• [Recorded data]:
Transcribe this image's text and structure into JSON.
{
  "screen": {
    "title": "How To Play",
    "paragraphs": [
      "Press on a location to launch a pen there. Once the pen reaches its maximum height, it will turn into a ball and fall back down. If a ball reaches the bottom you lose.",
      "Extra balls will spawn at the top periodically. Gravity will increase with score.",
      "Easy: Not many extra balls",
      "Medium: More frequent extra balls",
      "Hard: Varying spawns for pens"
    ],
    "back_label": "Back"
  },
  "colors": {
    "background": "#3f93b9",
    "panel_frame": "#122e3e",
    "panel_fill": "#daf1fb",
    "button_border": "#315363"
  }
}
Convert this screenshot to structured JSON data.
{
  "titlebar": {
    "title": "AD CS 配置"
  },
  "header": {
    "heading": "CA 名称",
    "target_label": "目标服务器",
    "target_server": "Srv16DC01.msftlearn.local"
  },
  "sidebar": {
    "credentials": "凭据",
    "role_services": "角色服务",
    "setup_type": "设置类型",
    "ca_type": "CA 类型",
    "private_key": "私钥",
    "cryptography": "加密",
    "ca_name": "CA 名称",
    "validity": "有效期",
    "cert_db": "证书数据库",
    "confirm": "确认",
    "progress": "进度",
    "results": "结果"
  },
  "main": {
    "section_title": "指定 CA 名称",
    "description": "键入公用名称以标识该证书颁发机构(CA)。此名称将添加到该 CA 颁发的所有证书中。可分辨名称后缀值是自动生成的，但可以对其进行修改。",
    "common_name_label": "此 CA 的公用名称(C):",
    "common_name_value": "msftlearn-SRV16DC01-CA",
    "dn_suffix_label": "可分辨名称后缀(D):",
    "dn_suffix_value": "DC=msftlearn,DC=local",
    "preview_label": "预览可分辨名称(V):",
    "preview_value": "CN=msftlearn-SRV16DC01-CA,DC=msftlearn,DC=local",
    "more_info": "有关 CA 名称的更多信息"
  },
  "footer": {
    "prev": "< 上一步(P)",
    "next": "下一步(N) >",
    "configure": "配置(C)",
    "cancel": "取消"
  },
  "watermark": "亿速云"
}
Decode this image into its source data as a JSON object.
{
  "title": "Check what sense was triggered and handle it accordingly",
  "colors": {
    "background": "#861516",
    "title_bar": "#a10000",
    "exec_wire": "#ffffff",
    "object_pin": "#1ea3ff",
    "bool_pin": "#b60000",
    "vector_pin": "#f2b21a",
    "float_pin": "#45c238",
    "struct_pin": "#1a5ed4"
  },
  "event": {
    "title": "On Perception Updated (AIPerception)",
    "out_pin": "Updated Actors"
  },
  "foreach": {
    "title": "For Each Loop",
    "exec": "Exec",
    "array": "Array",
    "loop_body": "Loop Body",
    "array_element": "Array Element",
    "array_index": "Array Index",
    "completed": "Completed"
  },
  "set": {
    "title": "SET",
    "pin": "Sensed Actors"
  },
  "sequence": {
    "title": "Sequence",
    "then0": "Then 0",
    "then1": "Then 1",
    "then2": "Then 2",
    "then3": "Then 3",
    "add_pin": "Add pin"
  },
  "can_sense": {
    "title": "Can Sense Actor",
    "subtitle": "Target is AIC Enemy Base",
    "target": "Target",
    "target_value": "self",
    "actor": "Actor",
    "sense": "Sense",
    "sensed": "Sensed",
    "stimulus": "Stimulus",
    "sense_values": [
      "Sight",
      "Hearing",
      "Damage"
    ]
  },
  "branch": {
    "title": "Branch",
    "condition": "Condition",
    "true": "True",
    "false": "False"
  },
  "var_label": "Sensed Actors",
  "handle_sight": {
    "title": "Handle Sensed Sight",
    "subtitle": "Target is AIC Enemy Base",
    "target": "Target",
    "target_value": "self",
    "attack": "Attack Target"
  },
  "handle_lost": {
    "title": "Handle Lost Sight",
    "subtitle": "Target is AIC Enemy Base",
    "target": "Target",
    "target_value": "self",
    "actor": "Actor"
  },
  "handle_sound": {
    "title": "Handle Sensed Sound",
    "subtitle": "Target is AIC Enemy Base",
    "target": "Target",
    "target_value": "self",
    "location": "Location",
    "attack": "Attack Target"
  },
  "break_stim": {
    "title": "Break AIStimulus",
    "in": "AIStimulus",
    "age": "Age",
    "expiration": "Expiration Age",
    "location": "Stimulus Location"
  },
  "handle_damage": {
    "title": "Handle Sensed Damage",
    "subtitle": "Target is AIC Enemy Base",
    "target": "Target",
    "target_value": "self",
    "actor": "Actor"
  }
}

• [To be done]: Which lines hold the string "into"? List them all.

• [Result for this exercise]:
Transcribe this image's text and structure into JSON.
      "Press on a location to launch a pen there. Once the pen reaches its maximum height, it will turn into a ball and fall back down. If a ball reaches the bottom you lose.",
Decode this image into its source data as a JSON object.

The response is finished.